[EXERCISE OBJECTIVE]: Where a line holds "Advanced", copy it.

--- --- ---

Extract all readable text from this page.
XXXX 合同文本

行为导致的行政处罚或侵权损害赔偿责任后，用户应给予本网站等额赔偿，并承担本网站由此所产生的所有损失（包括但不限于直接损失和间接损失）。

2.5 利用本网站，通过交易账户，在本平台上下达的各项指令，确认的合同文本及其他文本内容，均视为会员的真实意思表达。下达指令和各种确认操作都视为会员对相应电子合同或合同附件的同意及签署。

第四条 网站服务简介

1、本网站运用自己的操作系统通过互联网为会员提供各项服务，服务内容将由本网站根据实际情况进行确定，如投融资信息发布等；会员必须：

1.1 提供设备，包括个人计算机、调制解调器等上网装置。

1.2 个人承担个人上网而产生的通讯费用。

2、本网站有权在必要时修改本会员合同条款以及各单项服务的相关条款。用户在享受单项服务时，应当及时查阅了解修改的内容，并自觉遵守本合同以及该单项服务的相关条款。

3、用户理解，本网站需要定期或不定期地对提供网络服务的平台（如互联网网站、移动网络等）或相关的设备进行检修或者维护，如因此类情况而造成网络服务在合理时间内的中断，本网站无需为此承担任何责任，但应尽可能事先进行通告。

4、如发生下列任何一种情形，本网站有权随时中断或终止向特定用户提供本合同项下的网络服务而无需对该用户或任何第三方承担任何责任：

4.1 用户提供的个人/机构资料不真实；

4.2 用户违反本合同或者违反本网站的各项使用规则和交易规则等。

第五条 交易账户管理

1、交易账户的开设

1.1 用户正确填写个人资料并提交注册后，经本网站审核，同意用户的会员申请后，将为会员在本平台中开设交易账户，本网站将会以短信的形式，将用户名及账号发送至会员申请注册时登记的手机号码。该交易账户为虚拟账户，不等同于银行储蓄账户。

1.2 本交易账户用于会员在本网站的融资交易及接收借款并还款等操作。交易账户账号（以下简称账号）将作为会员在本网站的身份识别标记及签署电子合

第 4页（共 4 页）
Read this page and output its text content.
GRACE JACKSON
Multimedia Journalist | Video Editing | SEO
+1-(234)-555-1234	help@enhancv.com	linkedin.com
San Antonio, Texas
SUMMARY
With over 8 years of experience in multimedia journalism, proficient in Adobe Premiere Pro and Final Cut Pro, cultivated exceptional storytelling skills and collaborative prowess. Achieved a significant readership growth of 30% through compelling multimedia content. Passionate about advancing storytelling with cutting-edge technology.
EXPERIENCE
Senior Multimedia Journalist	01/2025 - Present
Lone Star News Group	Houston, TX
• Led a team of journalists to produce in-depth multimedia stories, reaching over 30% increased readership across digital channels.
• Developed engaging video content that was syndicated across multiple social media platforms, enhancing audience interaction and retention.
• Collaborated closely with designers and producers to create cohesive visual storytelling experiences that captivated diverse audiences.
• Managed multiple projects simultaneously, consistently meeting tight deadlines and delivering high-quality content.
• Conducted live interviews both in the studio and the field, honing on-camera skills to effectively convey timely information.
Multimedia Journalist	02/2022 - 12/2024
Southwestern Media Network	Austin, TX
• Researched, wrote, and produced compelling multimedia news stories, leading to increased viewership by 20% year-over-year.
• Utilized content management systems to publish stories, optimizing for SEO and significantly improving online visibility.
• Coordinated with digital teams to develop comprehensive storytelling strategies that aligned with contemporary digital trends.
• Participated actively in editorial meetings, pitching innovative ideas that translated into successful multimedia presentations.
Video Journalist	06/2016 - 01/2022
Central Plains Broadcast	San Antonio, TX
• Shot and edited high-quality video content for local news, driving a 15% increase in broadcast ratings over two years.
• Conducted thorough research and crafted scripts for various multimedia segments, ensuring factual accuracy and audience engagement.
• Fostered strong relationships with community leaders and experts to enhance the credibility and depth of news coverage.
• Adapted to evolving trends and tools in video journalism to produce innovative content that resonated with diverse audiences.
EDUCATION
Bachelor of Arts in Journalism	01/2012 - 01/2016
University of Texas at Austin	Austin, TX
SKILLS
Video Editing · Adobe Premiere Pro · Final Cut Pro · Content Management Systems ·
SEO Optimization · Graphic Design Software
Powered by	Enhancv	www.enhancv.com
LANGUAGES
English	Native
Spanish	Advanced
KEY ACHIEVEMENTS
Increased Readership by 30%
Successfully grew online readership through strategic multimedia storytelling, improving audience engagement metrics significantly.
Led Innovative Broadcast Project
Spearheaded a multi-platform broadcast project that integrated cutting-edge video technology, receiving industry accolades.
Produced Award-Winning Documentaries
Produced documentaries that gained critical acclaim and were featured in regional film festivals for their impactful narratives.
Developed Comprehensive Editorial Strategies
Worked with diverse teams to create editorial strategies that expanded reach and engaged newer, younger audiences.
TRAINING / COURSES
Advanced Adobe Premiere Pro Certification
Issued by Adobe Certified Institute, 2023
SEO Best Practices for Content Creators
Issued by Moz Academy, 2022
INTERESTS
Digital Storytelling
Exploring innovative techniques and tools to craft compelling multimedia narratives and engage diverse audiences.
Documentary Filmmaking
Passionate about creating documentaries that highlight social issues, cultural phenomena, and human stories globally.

--- --- ---

[FULL RESPONSE]:
Spanish	Advanced
Advanced Adobe Premiere Pro Certification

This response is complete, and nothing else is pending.